▸ **YOUR GOAL**
Can you copy every line of the records below, character for character, without changing anything?

▸ **ENTRIES PROVIDED**
■ ■ ■ ■ ■

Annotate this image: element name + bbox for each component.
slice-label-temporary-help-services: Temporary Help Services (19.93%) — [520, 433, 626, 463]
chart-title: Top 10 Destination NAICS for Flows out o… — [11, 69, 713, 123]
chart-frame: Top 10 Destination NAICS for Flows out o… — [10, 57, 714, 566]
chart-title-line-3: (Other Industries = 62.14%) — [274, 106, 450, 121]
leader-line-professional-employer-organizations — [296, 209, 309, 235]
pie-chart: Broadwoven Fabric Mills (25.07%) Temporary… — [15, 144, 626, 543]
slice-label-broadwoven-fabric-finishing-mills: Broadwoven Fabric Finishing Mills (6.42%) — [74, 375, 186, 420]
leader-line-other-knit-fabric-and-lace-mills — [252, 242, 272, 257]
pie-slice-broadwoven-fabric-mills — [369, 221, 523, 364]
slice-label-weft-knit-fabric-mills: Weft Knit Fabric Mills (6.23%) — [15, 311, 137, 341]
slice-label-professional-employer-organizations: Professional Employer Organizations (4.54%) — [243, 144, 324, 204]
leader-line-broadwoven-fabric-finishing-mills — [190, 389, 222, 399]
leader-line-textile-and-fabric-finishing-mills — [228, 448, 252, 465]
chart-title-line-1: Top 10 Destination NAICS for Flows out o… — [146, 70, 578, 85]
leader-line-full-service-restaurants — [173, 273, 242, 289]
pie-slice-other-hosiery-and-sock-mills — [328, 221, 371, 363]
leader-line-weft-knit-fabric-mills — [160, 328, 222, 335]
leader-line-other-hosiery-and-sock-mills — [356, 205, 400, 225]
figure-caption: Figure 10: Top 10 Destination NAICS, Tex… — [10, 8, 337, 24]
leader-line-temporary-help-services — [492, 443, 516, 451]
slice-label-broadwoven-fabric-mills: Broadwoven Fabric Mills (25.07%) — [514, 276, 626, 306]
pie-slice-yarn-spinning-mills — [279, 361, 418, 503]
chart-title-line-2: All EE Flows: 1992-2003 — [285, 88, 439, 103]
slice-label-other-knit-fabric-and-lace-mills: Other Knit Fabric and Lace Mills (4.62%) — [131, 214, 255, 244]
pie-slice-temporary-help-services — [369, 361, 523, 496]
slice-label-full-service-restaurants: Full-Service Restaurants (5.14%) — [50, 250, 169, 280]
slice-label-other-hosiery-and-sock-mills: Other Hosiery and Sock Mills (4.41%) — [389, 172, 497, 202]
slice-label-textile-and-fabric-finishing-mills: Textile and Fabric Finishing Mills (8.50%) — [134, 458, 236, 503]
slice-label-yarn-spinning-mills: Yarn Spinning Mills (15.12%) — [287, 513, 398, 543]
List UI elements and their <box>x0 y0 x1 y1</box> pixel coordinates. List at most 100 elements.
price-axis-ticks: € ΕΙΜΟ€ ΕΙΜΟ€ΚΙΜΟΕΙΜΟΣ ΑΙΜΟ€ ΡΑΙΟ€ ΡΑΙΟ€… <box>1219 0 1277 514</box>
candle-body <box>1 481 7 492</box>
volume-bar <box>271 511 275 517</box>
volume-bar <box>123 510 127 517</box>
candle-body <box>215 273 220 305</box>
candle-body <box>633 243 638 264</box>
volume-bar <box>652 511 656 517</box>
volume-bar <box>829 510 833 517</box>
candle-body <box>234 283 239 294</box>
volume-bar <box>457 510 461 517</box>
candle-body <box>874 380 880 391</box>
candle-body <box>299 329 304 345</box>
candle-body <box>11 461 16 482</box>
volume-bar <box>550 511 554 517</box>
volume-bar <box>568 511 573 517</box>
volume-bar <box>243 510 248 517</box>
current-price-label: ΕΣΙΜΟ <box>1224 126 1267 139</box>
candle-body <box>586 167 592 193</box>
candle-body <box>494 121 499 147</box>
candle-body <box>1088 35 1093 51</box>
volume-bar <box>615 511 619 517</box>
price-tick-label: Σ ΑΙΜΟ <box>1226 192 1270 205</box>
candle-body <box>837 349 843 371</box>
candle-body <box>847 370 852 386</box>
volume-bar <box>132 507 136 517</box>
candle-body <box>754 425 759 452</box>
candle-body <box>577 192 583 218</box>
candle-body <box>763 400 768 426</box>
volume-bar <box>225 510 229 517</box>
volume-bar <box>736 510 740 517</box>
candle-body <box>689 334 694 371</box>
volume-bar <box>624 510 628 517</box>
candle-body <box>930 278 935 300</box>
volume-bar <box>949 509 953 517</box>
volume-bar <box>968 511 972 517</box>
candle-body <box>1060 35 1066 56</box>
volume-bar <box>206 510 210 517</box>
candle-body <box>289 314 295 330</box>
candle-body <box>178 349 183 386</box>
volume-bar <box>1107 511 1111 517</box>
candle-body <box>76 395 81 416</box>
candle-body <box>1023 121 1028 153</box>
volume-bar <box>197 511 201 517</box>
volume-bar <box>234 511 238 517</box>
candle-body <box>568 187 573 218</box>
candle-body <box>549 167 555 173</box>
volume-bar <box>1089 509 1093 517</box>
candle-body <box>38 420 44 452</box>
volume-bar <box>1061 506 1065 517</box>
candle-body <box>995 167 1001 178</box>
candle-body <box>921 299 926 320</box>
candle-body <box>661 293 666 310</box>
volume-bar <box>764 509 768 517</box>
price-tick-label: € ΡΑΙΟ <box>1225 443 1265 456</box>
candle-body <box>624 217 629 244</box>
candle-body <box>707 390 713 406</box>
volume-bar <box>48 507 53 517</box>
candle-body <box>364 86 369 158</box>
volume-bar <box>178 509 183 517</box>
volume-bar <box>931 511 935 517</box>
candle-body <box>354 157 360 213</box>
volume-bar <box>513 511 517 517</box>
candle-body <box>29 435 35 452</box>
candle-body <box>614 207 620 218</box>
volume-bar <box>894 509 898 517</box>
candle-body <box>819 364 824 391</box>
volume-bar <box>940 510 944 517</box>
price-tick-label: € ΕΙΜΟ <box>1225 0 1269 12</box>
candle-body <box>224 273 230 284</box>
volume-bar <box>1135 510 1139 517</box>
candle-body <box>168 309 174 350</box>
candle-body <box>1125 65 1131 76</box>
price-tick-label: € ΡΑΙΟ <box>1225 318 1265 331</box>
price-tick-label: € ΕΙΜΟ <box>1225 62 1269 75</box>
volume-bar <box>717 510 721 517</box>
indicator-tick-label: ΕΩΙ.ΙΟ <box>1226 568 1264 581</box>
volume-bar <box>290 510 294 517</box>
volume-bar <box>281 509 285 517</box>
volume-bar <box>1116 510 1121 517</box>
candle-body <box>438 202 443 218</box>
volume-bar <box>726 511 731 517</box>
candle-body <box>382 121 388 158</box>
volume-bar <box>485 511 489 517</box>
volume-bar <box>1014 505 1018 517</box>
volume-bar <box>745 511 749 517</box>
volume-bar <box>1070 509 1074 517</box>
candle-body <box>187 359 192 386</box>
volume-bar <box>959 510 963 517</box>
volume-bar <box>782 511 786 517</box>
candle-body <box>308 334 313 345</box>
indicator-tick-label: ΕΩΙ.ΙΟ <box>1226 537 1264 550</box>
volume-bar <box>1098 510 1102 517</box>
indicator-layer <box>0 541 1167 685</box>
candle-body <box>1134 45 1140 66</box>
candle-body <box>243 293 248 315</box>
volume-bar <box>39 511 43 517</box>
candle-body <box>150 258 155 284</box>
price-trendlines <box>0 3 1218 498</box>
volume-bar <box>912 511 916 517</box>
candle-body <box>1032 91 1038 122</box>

■ ■ ■ ■ ■

▸ **SOLUTION TO THE EXERCISE**
Annotate this image: element name + bbox for each component.
slice-label-temporary-help-services: Temporary Help Services (19.93%) — [520, 433, 626, 463]
chart-title: Top 10 Destination NAICS for Flows out o… — [11, 69, 713, 123]
chart-frame: Top 10 Destination NAICS for Flows out o… — [10, 57, 714, 566]
chart-title-line-3: (Other Industries = 62.14%) — [274, 106, 450, 121]
leader-line-professional-employer-organizations — [296, 209, 309, 235]
pie-chart: Broadwoven Fabric Mills (25.07%) Temporary… — [15, 144, 626, 543]
slice-label-broadwoven-fabric-finishing-mills: Broadwoven Fabric Finishing Mills (6.42%) — [74, 375, 186, 420]
leader-line-other-knit-fabric-and-lace-mills — [252, 242, 272, 257]
pie-slice-broadwoven-fabric-mills — [369, 221, 523, 364]
slice-label-weft-knit-fabric-mills: Weft Knit Fabric Mills (6.23%) — [15, 311, 137, 341]
slice-label-professional-employer-organizations: Professional Employer Organizations (4.54%) — [243, 144, 324, 204]
leader-line-broadwoven-fabric-finishing-mills — [190, 389, 222, 399]
leader-line-textile-and-fabric-finishing-mills — [228, 448, 252, 465]
chart-title-line-1: Top 10 Destination NAICS for Flows out o… — [146, 70, 578, 85]
leader-line-full-service-restaurants — [173, 273, 242, 289]
pie-slice-other-hosiery-and-sock-mills — [328, 221, 371, 363]
leader-line-weft-knit-fabric-mills — [160, 328, 222, 335]
leader-line-other-hosiery-and-sock-mills — [356, 205, 400, 225]
figure-caption: Figure 10: Top 10 Destination NAICS, Tex… — [10, 8, 337, 24]
leader-line-temporary-help-services — [492, 443, 516, 451]
slice-label-broadwoven-fabric-mills: Broadwoven Fabric Mills (25.07%) — [514, 276, 626, 306]
pie-slice-yarn-spinning-mills — [279, 361, 418, 503]
chart-title-line-2: All EE Flows: 1992-2003 — [285, 88, 439, 103]
slice-label-other-knit-fabric-and-lace-mills: Other Knit Fabric and Lace Mills (4.62%) — [131, 214, 255, 244]
pie-slice-temporary-help-services — [369, 361, 523, 496]
slice-label-full-service-restaurants: Full-Service Restaurants (5.14%) — [50, 250, 169, 280]
slice-label-other-hosiery-and-sock-mills: Other Hosiery and Sock Mills (4.41%) — [389, 172, 497, 202]
slice-label-textile-and-fabric-finishing-mills: Textile and Fabric Finishing Mills (8.50%) — [134, 458, 236, 503]
slice-label-yarn-spinning-mills: Yarn Spinning Mills (15.12%) — [287, 513, 398, 543]
List UI elements and their <box>x0 y0 x1 y1</box> pixel coordinates. List at most 100 elements.
price-axis-ticks: € ΕΙΜΟ€ ΕΙΜΟ€ΚΙΜΟΕΙΜΟΣ ΑΙΜΟ€ ΡΑΙΟ€ ΡΑΙΟ€… <box>1219 0 1277 514</box>
candle-body <box>1 481 7 492</box>
volume-bar <box>271 511 275 517</box>
volume-bar <box>123 510 127 517</box>
candle-body <box>215 273 220 305</box>
candle-body <box>633 243 638 264</box>
volume-bar <box>652 511 656 517</box>
volume-bar <box>829 510 833 517</box>
candle-body <box>234 283 239 294</box>
volume-bar <box>457 510 461 517</box>
candle-body <box>874 380 880 391</box>
candle-body <box>299 329 304 345</box>
candle-body <box>11 461 16 482</box>
volume-bar <box>550 511 554 517</box>
volume-bar <box>568 511 573 517</box>
volume-bar <box>243 510 248 517</box>
current-price-label: ΕΣΙΜΟ <box>1224 126 1267 139</box>
candle-body <box>586 167 592 193</box>
candle-body <box>494 121 499 147</box>
candle-body <box>1088 35 1093 51</box>
volume-bar <box>615 511 619 517</box>
price-tick-label: Σ ΑΙΜΟ <box>1226 192 1270 205</box>
candle-body <box>837 349 843 371</box>
candle-body <box>847 370 852 386</box>
volume-bar <box>132 507 136 517</box>
candle-body <box>754 425 759 452</box>
candle-body <box>577 192 583 218</box>
candle-body <box>763 400 768 426</box>
volume-bar <box>225 510 229 517</box>
volume-bar <box>736 510 740 517</box>
candle-body <box>689 334 694 371</box>
volume-bar <box>624 510 628 517</box>
candle-body <box>930 278 935 300</box>
volume-bar <box>949 509 953 517</box>
volume-bar <box>968 511 972 517</box>
candle-body <box>1060 35 1066 56</box>
volume-bar <box>206 510 210 517</box>
candle-body <box>289 314 295 330</box>
candle-body <box>178 349 183 386</box>
volume-bar <box>1107 511 1111 517</box>
candle-body <box>76 395 81 416</box>
candle-body <box>1023 121 1028 153</box>
volume-bar <box>197 511 201 517</box>
volume-bar <box>234 511 238 517</box>
candle-body <box>568 187 573 218</box>
candle-body <box>549 167 555 173</box>
volume-bar <box>1089 509 1093 517</box>
candle-body <box>38 420 44 452</box>
volume-bar <box>1061 506 1065 517</box>
candle-body <box>995 167 1001 178</box>
candle-body <box>921 299 926 320</box>
candle-body <box>661 293 666 310</box>
volume-bar <box>764 509 768 517</box>
price-tick-label: € ΡΑΙΟ <box>1225 443 1265 456</box>
candle-body <box>624 217 629 244</box>
candle-body <box>707 390 713 406</box>
volume-bar <box>48 507 53 517</box>
candle-body <box>364 86 369 158</box>
volume-bar <box>178 509 183 517</box>
volume-bar <box>931 511 935 517</box>
candle-body <box>354 157 360 213</box>
volume-bar <box>513 511 517 517</box>
candle-body <box>29 435 35 452</box>
candle-body <box>614 207 620 218</box>
volume-bar <box>894 509 898 517</box>
candle-body <box>819 364 824 391</box>
volume-bar <box>940 510 944 517</box>
price-tick-label: € ΕΙΜΟ <box>1225 0 1269 12</box>
candle-body <box>224 273 230 284</box>
volume-bar <box>1135 510 1139 517</box>
candle-body <box>168 309 174 350</box>
candle-body <box>1125 65 1131 76</box>
price-tick-label: € ΡΑΙΟ <box>1225 318 1265 331</box>
price-tick-label: € ΕΙΜΟ <box>1225 62 1269 75</box>
volume-bar <box>717 510 721 517</box>
indicator-tick-label: ΕΩΙ.ΙΟ <box>1226 568 1264 581</box>
volume-bar <box>290 510 294 517</box>
volume-bar <box>281 509 285 517</box>
volume-bar <box>1116 510 1121 517</box>
candle-body <box>438 202 443 218</box>
volume-bar <box>726 511 731 517</box>
candle-body <box>382 121 388 158</box>
volume-bar <box>485 511 489 517</box>
volume-bar <box>1014 505 1018 517</box>
volume-bar <box>745 511 749 517</box>
volume-bar <box>1070 509 1074 517</box>
candle-body <box>187 359 192 386</box>
volume-bar <box>959 510 963 517</box>
volume-bar <box>782 511 786 517</box>
candle-body <box>308 334 313 345</box>
indicator-tick-label: ΕΩΙ.ΙΟ <box>1226 537 1264 550</box>
volume-bar <box>1098 510 1102 517</box>
indicator-layer <box>0 541 1167 685</box>
candle-body <box>1134 45 1140 66</box>
candle-body <box>243 293 248 315</box>
volume-bar <box>39 511 43 517</box>
candle-body <box>150 258 155 284</box>
price-trendlines <box>0 3 1218 498</box>
volume-bar <box>912 511 916 517</box>
candle-body <box>1032 91 1038 122</box>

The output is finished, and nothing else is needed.